• [Your goal] Look for "title" in the listing below. Gather each line that contains it.

(Data items)
==================================================
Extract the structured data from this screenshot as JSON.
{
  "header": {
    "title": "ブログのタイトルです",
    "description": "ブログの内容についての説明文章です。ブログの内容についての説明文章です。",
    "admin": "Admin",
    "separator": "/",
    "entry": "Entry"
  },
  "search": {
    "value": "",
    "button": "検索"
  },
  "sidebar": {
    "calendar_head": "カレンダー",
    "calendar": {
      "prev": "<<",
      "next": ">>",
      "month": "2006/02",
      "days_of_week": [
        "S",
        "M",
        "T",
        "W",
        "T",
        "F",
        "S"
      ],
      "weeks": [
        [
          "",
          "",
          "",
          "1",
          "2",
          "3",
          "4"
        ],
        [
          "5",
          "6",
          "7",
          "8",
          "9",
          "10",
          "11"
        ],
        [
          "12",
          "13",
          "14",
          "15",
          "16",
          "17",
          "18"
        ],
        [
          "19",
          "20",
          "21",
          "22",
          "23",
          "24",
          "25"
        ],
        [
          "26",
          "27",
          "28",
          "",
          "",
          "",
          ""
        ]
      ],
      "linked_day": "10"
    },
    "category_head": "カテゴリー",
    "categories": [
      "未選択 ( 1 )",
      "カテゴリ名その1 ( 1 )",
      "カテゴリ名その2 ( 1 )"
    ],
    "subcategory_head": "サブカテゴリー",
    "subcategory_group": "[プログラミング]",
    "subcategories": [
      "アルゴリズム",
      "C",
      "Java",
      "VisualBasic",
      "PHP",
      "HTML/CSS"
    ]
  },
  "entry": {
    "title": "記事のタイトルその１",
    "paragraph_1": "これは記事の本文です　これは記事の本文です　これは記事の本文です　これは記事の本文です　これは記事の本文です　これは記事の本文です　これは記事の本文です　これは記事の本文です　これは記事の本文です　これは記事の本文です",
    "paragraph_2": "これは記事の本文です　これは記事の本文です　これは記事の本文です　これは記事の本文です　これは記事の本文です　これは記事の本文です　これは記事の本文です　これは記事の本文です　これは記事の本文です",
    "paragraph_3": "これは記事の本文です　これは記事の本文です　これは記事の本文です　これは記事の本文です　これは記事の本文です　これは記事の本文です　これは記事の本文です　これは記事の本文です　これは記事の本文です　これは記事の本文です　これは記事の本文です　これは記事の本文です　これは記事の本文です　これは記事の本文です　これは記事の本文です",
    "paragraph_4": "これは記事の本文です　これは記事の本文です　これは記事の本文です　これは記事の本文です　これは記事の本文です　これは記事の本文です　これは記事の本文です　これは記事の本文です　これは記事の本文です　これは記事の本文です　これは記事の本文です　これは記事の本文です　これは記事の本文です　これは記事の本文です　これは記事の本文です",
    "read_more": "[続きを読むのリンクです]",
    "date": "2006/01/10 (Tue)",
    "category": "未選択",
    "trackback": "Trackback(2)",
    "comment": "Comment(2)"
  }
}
==================================================
• [Result of this task]
    "title": "ブログのタイトルです",
    "title": "記事のタイトルその１",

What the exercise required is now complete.